Sort through the data and copy the lines holding the word "Haga".
START Data for the task
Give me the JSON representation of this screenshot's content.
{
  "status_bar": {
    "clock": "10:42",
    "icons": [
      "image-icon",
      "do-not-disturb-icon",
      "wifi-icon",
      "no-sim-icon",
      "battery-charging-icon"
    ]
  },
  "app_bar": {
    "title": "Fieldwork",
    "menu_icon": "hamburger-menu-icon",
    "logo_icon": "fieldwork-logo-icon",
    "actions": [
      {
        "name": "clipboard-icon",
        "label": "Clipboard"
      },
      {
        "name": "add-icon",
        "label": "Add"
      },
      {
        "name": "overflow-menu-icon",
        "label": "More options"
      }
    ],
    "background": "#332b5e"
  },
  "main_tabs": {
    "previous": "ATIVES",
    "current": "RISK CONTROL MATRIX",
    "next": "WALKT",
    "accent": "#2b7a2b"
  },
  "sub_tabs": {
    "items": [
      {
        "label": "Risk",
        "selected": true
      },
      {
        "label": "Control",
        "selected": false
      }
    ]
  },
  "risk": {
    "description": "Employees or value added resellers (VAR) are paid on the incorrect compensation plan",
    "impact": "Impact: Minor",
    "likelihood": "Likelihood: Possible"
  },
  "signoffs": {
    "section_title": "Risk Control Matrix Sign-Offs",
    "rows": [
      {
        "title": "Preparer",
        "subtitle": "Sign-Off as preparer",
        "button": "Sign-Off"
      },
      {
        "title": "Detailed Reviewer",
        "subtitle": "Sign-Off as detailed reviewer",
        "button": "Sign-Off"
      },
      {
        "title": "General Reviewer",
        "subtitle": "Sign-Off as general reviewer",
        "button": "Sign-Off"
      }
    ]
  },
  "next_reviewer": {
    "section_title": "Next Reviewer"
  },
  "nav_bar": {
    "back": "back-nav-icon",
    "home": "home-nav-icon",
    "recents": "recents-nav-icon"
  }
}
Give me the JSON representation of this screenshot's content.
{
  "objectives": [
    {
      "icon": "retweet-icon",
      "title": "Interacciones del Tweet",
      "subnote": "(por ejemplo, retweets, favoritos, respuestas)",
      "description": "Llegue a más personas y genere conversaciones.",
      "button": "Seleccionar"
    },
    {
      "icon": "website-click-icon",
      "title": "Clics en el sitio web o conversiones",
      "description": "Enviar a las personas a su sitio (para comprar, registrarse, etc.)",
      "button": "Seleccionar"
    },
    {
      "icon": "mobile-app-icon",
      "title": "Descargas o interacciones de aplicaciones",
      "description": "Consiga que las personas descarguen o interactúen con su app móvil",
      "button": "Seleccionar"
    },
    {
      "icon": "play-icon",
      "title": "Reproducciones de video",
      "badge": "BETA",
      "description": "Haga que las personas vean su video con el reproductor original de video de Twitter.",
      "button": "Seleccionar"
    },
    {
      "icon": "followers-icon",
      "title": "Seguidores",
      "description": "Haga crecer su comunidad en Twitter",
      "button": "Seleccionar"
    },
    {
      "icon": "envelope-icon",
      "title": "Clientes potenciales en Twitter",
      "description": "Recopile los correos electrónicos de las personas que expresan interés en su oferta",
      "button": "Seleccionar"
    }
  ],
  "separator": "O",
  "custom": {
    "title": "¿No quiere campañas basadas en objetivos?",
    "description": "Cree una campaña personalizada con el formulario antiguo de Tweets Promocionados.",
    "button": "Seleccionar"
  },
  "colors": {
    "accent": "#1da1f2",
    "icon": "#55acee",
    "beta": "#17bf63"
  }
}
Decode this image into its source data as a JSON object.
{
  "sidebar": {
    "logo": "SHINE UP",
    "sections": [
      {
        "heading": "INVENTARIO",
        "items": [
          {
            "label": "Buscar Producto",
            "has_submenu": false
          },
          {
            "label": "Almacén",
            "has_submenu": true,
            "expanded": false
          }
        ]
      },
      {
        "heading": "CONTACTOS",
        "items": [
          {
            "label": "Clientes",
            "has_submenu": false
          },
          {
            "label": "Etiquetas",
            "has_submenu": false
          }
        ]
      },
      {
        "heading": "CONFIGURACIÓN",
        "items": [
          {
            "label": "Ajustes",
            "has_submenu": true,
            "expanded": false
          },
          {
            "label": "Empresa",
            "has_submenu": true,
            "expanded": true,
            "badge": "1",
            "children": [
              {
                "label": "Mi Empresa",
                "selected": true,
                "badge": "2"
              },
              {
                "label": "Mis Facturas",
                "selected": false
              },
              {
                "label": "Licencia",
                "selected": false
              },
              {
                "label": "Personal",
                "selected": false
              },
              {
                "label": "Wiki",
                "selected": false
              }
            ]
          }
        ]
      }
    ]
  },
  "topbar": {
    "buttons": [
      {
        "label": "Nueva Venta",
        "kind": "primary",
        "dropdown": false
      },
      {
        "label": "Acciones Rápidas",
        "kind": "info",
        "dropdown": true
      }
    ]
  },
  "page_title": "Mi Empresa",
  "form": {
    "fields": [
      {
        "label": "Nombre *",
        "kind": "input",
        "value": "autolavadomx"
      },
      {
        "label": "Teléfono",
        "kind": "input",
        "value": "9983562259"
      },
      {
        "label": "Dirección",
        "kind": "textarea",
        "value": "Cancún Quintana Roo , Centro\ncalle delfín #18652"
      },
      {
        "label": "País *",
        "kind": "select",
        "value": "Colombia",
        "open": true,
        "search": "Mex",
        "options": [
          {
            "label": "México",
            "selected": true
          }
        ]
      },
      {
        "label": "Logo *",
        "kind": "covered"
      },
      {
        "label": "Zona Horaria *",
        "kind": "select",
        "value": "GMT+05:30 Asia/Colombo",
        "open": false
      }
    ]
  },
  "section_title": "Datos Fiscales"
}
END Data for the task
▶ [Solution]:
      "description": "Haga que las personas vean su video con el reproductor original de video de Twitter.",
      "description": "Haga crecer su comunidad en Twitter",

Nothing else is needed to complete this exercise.